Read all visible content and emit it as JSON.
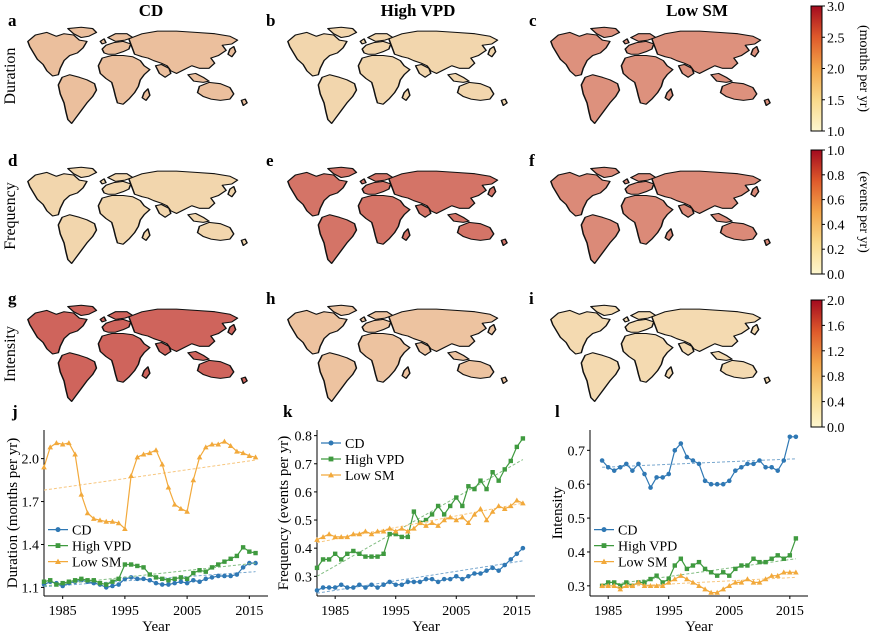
{
  "columns": [
    "CD",
    "High VPD",
    "Low SM"
  ],
  "rows": [
    "Duration",
    "Frequency",
    "Intensity"
  ],
  "map_panels": [
    {
      "letter": "a",
      "row": 0,
      "col": 0,
      "level": 0.22
    },
    {
      "letter": "b",
      "row": 0,
      "col": 1,
      "level": 0.12
    },
    {
      "letter": "c",
      "row": 0,
      "col": 2,
      "level": 0.42
    },
    {
      "letter": "d",
      "row": 1,
      "col": 0,
      "level": 0.12
    },
    {
      "letter": "e",
      "row": 1,
      "col": 1,
      "level": 0.55
    },
    {
      "letter": "f",
      "row": 1,
      "col": 2,
      "level": 0.45
    },
    {
      "letter": "g",
      "row": 2,
      "col": 0,
      "level": 0.62
    },
    {
      "letter": "h",
      "row": 2,
      "col": 1,
      "level": 0.2
    },
    {
      "letter": "i",
      "row": 2,
      "col": 2,
      "level": 0.1
    }
  ],
  "colorbars": [
    {
      "label": "(months per yr)",
      "ticks": [
        "1.0",
        "1.5",
        "2.0",
        "2.5",
        "3.0"
      ]
    },
    {
      "label": "(events per yr)",
      "ticks": [
        "0.0",
        "0.2",
        "0.4",
        "0.6",
        "0.8",
        "1.0"
      ]
    },
    {
      "label": "",
      "ticks": [
        "0.0",
        "0.4",
        "0.8",
        "1.2",
        "1.6",
        "2.0"
      ]
    }
  ],
  "colors": {
    "cd": "#2f78b4",
    "vpd": "#3f9a3f",
    "sm": "#f2a93b",
    "map_low": "#fbf1c1",
    "map_high": "#b40d1e",
    "coast": "#111111"
  },
  "chart_data": [
    {
      "letter": "j",
      "type": "line",
      "xlabel": "Year",
      "ylabel": "Duration (months per yr)",
      "xlim": [
        1982,
        2018
      ],
      "ylim": [
        1.04,
        2.2
      ],
      "xticks": [
        1985,
        1995,
        2005,
        2015
      ],
      "yticks": [
        1.1,
        1.4,
        1.7,
        2.0
      ],
      "ytick_labels": [
        "1.1",
        "1.4",
        "1.7",
        "2.0"
      ],
      "legend_position": "left-center",
      "years": [
        1982,
        1983,
        1984,
        1985,
        1986,
        1987,
        1988,
        1989,
        1990,
        1991,
        1992,
        1993,
        1994,
        1995,
        1996,
        1997,
        1998,
        1999,
        2000,
        2001,
        2002,
        2003,
        2004,
        2005,
        2006,
        2007,
        2008,
        2009,
        2010,
        2011,
        2012,
        2013,
        2014,
        2015,
        2016
      ],
      "series": [
        {
          "name": "CD",
          "color_key": "cd",
          "marker": "circle",
          "values": [
            1.12,
            1.14,
            1.13,
            1.11,
            1.13,
            1.14,
            1.15,
            1.14,
            1.13,
            1.12,
            1.1,
            1.11,
            1.12,
            1.16,
            1.17,
            1.16,
            1.16,
            1.15,
            1.13,
            1.12,
            1.12,
            1.13,
            1.14,
            1.13,
            1.15,
            1.14,
            1.16,
            1.17,
            1.18,
            1.18,
            1.18,
            1.19,
            1.24,
            1.27,
            1.27
          ],
          "trend": [
            1.105,
            1.21
          ]
        },
        {
          "name": "High VPD",
          "color_key": "vpd",
          "marker": "square",
          "values": [
            1.14,
            1.15,
            1.12,
            1.13,
            1.14,
            1.15,
            1.16,
            1.15,
            1.15,
            1.13,
            1.12,
            1.14,
            1.16,
            1.26,
            1.26,
            1.25,
            1.24,
            1.19,
            1.17,
            1.16,
            1.15,
            1.16,
            1.17,
            1.16,
            1.2,
            1.22,
            1.21,
            1.24,
            1.26,
            1.28,
            1.3,
            1.32,
            1.38,
            1.35,
            1.34
          ],
          "trend": [
            1.11,
            1.27
          ]
        },
        {
          "name": "Low SM",
          "color_key": "sm",
          "marker": "triangle",
          "values": [
            1.94,
            2.08,
            2.11,
            2.1,
            2.11,
            2.03,
            1.75,
            1.62,
            1.58,
            1.57,
            1.56,
            1.56,
            1.55,
            1.51,
            1.88,
            2.01,
            2.03,
            2.04,
            2.06,
            1.96,
            1.8,
            1.68,
            1.65,
            1.63,
            1.85,
            2.01,
            2.08,
            2.1,
            2.1,
            2.12,
            2.09,
            2.05,
            2.04,
            2.02,
            2.01
          ],
          "trend": [
            1.78,
            1.99
          ]
        }
      ]
    },
    {
      "letter": "k",
      "type": "line",
      "xlabel": "Year",
      "ylabel": "Frequency (events per yr)",
      "xlim": [
        1982,
        2018
      ],
      "ylim": [
        0.23,
        0.82
      ],
      "xticks": [
        1985,
        1995,
        2005,
        2015
      ],
      "yticks": [
        0.3,
        0.4,
        0.5,
        0.6,
        0.7,
        0.8
      ],
      "ytick_labels": [
        "0.3",
        "0.4",
        "0.5",
        "0.6",
        "0.7",
        "0.8"
      ],
      "legend_position": "top-left",
      "years": [
        1982,
        1983,
        1984,
        1985,
        1986,
        1987,
        1988,
        1989,
        1990,
        1991,
        1992,
        1993,
        1994,
        1995,
        1996,
        1997,
        1998,
        1999,
        2000,
        2001,
        2002,
        2003,
        2004,
        2005,
        2006,
        2007,
        2008,
        2009,
        2010,
        2011,
        2012,
        2013,
        2014,
        2015,
        2016
      ],
      "series": [
        {
          "name": "CD",
          "color_key": "cd",
          "marker": "circle",
          "values": [
            0.25,
            0.26,
            0.26,
            0.26,
            0.27,
            0.26,
            0.26,
            0.27,
            0.26,
            0.27,
            0.26,
            0.27,
            0.28,
            0.27,
            0.27,
            0.28,
            0.28,
            0.28,
            0.29,
            0.29,
            0.28,
            0.29,
            0.29,
            0.3,
            0.29,
            0.3,
            0.31,
            0.31,
            0.32,
            0.33,
            0.32,
            0.34,
            0.36,
            0.38,
            0.4
          ],
          "trend": [
            0.24,
            0.355
          ]
        },
        {
          "name": "High VPD",
          "color_key": "vpd",
          "marker": "square",
          "values": [
            0.33,
            0.36,
            0.36,
            0.38,
            0.36,
            0.38,
            0.39,
            0.38,
            0.37,
            0.37,
            0.37,
            0.38,
            0.45,
            0.45,
            0.44,
            0.44,
            0.53,
            0.49,
            0.5,
            0.52,
            0.55,
            0.52,
            0.55,
            0.58,
            0.55,
            0.62,
            0.61,
            0.64,
            0.61,
            0.67,
            0.64,
            0.68,
            0.71,
            0.76,
            0.79
          ],
          "trend": [
            0.3,
            0.715
          ]
        },
        {
          "name": "Low SM",
          "color_key": "sm",
          "marker": "triangle",
          "values": [
            0.43,
            0.44,
            0.45,
            0.44,
            0.44,
            0.44,
            0.45,
            0.45,
            0.46,
            0.45,
            0.46,
            0.46,
            0.47,
            0.46,
            0.47,
            0.46,
            0.47,
            0.49,
            0.48,
            0.49,
            0.48,
            0.5,
            0.51,
            0.5,
            0.51,
            0.49,
            0.52,
            0.54,
            0.5,
            0.53,
            0.55,
            0.54,
            0.55,
            0.57,
            0.56
          ],
          "trend": [
            0.42,
            0.56
          ]
        }
      ]
    },
    {
      "letter": "l",
      "type": "line",
      "xlabel": "Year",
      "ylabel": "Intensity",
      "xlim": [
        1982,
        2018
      ],
      "ylim": [
        0.27,
        0.76
      ],
      "xticks": [
        1985,
        1995,
        2005,
        2015
      ],
      "yticks": [
        0.3,
        0.4,
        0.5,
        0.6,
        0.7
      ],
      "ytick_labels": [
        "0.3",
        "0.4",
        "0.5",
        "0.6",
        "0.7"
      ],
      "legend_position": "left-center",
      "years": [
        1984,
        1985,
        1986,
        1987,
        1988,
        1989,
        1990,
        1991,
        1992,
        1993,
        1994,
        1995,
        1996,
        1997,
        1998,
        1999,
        2000,
        2001,
        2002,
        2003,
        2004,
        2005,
        2006,
        2007,
        2008,
        2009,
        2010,
        2011,
        2012,
        2013,
        2014,
        2015,
        2016
      ],
      "series": [
        {
          "name": "CD",
          "color_key": "cd",
          "marker": "circle",
          "values": [
            0.67,
            0.65,
            0.64,
            0.65,
            0.66,
            0.64,
            0.66,
            0.63,
            0.59,
            0.62,
            0.62,
            0.63,
            0.7,
            0.72,
            0.68,
            0.67,
            0.66,
            0.61,
            0.6,
            0.6,
            0.6,
            0.61,
            0.64,
            0.65,
            0.66,
            0.66,
            0.67,
            0.65,
            0.65,
            0.64,
            0.67,
            0.74,
            0.74
          ],
          "trend": [
            0.65,
            0.675
          ]
        },
        {
          "name": "High VPD",
          "color_key": "vpd",
          "marker": "square",
          "values": [
            0.3,
            0.31,
            0.31,
            0.3,
            0.31,
            0.3,
            0.31,
            0.31,
            0.32,
            0.33,
            0.31,
            0.32,
            0.36,
            0.38,
            0.35,
            0.36,
            0.37,
            0.35,
            0.34,
            0.33,
            0.34,
            0.33,
            0.35,
            0.36,
            0.36,
            0.38,
            0.37,
            0.37,
            0.38,
            0.39,
            0.38,
            0.39,
            0.44
          ],
          "trend": [
            0.3,
            0.38
          ]
        },
        {
          "name": "Low SM",
          "color_key": "sm",
          "marker": "triangle",
          "values": [
            0.3,
            0.3,
            0.3,
            0.29,
            0.3,
            0.3,
            0.31,
            0.3,
            0.3,
            0.3,
            0.3,
            0.31,
            0.32,
            0.33,
            0.32,
            0.31,
            0.3,
            0.29,
            0.28,
            0.28,
            0.29,
            0.3,
            0.31,
            0.31,
            0.32,
            0.31,
            0.31,
            0.32,
            0.33,
            0.33,
            0.34,
            0.34,
            0.34
          ],
          "trend": [
            0.295,
            0.325
          ]
        }
      ]
    }
  ]
}
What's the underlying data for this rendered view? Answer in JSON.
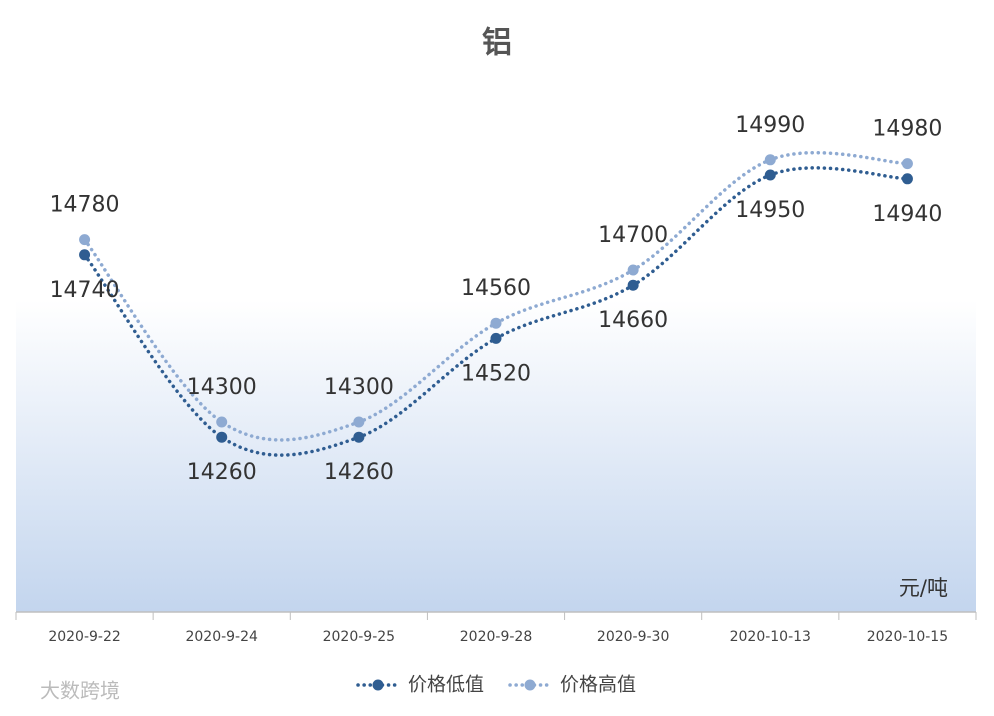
{
  "chart_data": {
    "type": "line",
    "title": "铝",
    "unit": "元/吨",
    "watermark": "大数跨境",
    "categories": [
      "2020-9-22",
      "2020-9-24",
      "2020-9-25",
      "2020-9-28",
      "2020-9-30",
      "2020-10-13",
      "2020-10-15"
    ],
    "series": [
      {
        "name": "价格低值",
        "color": "#2f5d91",
        "values": [
          14740,
          14260,
          14260,
          14520,
          14660,
          14950,
          14940
        ]
      },
      {
        "name": "价格高值",
        "color": "#8eaad2",
        "values": [
          14780,
          14300,
          14300,
          14560,
          14700,
          14990,
          14980
        ]
      }
    ],
    "ylim": [
      13800,
      15200
    ],
    "smooth": true,
    "legend": "bottom"
  }
}
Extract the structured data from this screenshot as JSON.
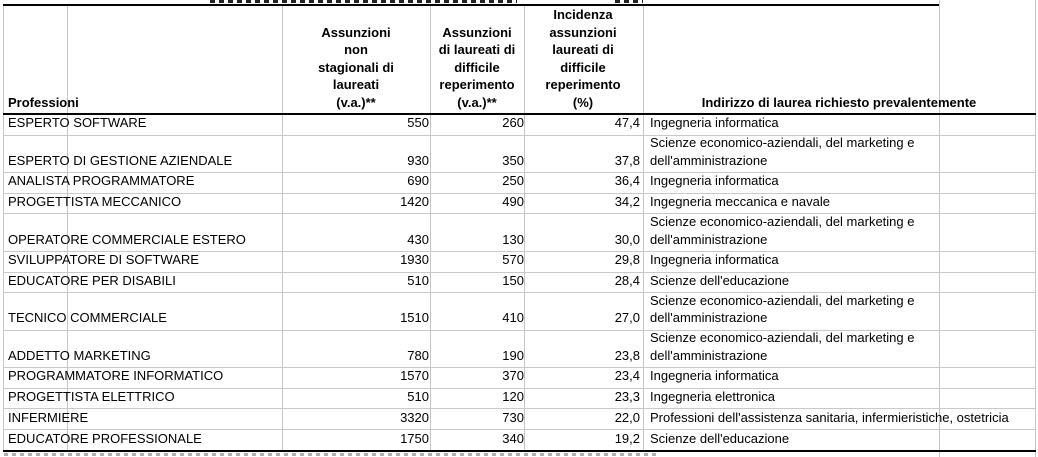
{
  "table": {
    "headers": {
      "professioni": "Professioni",
      "assunzioni_non_stagionali": "Assunzioni\nnon\nstagionali di\nlaureati\n(v.a.)**",
      "assunzioni_difficile": "Assunzioni\ndi laureati di\ndifficile\nreperimento\n(v.a.)**",
      "incidenza": "Incidenza\nassunzioni\nlaureati di\ndifficile\nreperimento\n(%)",
      "indirizzo": "Indirizzo di laurea richiesto prevalentemente"
    },
    "rows": [
      {
        "professione": "ESPERTO SOFTWARE",
        "assunzioni_non_stagionali": "550",
        "assunzioni_difficile": "260",
        "incidenza_pct": "47,4",
        "indirizzo": "Ingegneria informatica"
      },
      {
        "professione": "ESPERTO DI GESTIONE AZIENDALE",
        "assunzioni_non_stagionali": "930",
        "assunzioni_difficile": "350",
        "incidenza_pct": "37,8",
        "indirizzo": "Scienze economico-aziendali, del marketing e\ndell'amministrazione"
      },
      {
        "professione": "ANALISTA PROGRAMMATORE",
        "assunzioni_non_stagionali": "690",
        "assunzioni_difficile": "250",
        "incidenza_pct": "36,4",
        "indirizzo": "Ingegneria informatica"
      },
      {
        "professione": "PROGETTISTA MECCANICO",
        "assunzioni_non_stagionali": "1420",
        "assunzioni_difficile": "490",
        "incidenza_pct": "34,2",
        "indirizzo": "Ingegneria meccanica e navale"
      },
      {
        "professione": "OPERATORE COMMERCIALE ESTERO",
        "assunzioni_non_stagionali": "430",
        "assunzioni_difficile": "130",
        "incidenza_pct": "30,0",
        "indirizzo": "Scienze economico-aziendali, del marketing e\ndell'amministrazione"
      },
      {
        "professione": "SVILUPPATORE DI SOFTWARE",
        "assunzioni_non_stagionali": "1930",
        "assunzioni_difficile": "570",
        "incidenza_pct": "29,8",
        "indirizzo": "Ingegneria informatica"
      },
      {
        "professione": "EDUCATORE PER DISABILI",
        "assunzioni_non_stagionali": "510",
        "assunzioni_difficile": "150",
        "incidenza_pct": "28,4",
        "indirizzo": "Scienze dell'educazione"
      },
      {
        "professione": "TECNICO COMMERCIALE",
        "assunzioni_non_stagionali": "1510",
        "assunzioni_difficile": "410",
        "incidenza_pct": "27,0",
        "indirizzo": "Scienze economico-aziendali, del marketing e\ndell'amministrazione"
      },
      {
        "professione": "ADDETTO MARKETING",
        "assunzioni_non_stagionali": "780",
        "assunzioni_difficile": "190",
        "incidenza_pct": "23,8",
        "indirizzo": "Scienze economico-aziendali, del marketing e\ndell'amministrazione"
      },
      {
        "professione": "PROGRAMMATORE INFORMATICO",
        "assunzioni_non_stagionali": "1570",
        "assunzioni_difficile": "370",
        "incidenza_pct": "23,4",
        "indirizzo": "Ingegneria informatica"
      },
      {
        "professione": "PROGETTISTA ELETTRICO",
        "assunzioni_non_stagionali": "510",
        "assunzioni_difficile": "120",
        "incidenza_pct": "23,3",
        "indirizzo": "Ingegneria elettronica"
      },
      {
        "professione": "INFERMIERE",
        "assunzioni_non_stagionali": "3320",
        "assunzioni_difficile": "730",
        "incidenza_pct": "22,0",
        "indirizzo": "Professioni dell'assistenza sanitaria, infermieristiche, ostetricia"
      },
      {
        "professione": "EDUCATORE PROFESSIONALE",
        "assunzioni_non_stagionali": "1750",
        "assunzioni_difficile": "340",
        "incidenza_pct": "19,2",
        "indirizzo": "Scienze dell'educazione"
      }
    ]
  },
  "colors": {
    "grid_line": "#c6c6c6",
    "border": "#000000",
    "text": "#000000",
    "background": "#ffffff"
  },
  "chart_data": {
    "type": "table",
    "title": "",
    "columns": [
      "Professioni",
      "Assunzioni non stagionali di laureati (v.a.)**",
      "Assunzioni di laureati di difficile reperimento (v.a.)**",
      "Incidenza assunzioni laureati di difficile reperimento (%)",
      "Indirizzo di laurea richiesto prevalentemente"
    ],
    "rows": [
      [
        "ESPERTO SOFTWARE",
        550,
        260,
        "47,4",
        "Ingegneria informatica"
      ],
      [
        "ESPERTO DI GESTIONE AZIENDALE",
        930,
        350,
        "37,8",
        "Scienze economico-aziendali, del marketing e dell'amministrazione"
      ],
      [
        "ANALISTA PROGRAMMATORE",
        690,
        250,
        "36,4",
        "Ingegneria informatica"
      ],
      [
        "PROGETTISTA MECCANICO",
        1420,
        490,
        "34,2",
        "Ingegneria meccanica e navale"
      ],
      [
        "OPERATORE COMMERCIALE ESTERO",
        430,
        130,
        "30,0",
        "Scienze economico-aziendali, del marketing e dell'amministrazione"
      ],
      [
        "SVILUPPATORE DI SOFTWARE",
        1930,
        570,
        "29,8",
        "Ingegneria informatica"
      ],
      [
        "EDUCATORE PER DISABILI",
        510,
        150,
        "28,4",
        "Scienze dell'educazione"
      ],
      [
        "TECNICO COMMERCIALE",
        1510,
        410,
        "27,0",
        "Scienze economico-aziendali, del marketing e dell'amministrazione"
      ],
      [
        "ADDETTO MARKETING",
        780,
        190,
        "23,8",
        "Scienze economico-aziendali, del marketing e dell'amministrazione"
      ],
      [
        "PROGRAMMATORE INFORMATICO",
        1570,
        370,
        "23,4",
        "Ingegneria informatica"
      ],
      [
        "PROGETTISTA ELETTRICO",
        510,
        120,
        "23,3",
        "Ingegneria elettronica"
      ],
      [
        "INFERMIERE",
        3320,
        730,
        "22,0",
        "Professioni dell'assistenza sanitaria, infermieristiche, ostetricia"
      ],
      [
        "EDUCATORE PROFESSIONALE",
        1750,
        340,
        "19,2",
        "Scienze dell'educazione"
      ]
    ]
  }
}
# # # # # # #
## EXERCISE DETAILS
Locate all lines in the listing above with the word "ESPERTO". Copy them.

## ANSWER IN FULL
        "professione": "ESPERTO SOFTWARE",
        "professione": "ESPERTO DI GESTIONE AZIENDALE",
        "ESPERTO SOFTWARE",
        "ESPERTO DI GESTIONE AZIENDALE",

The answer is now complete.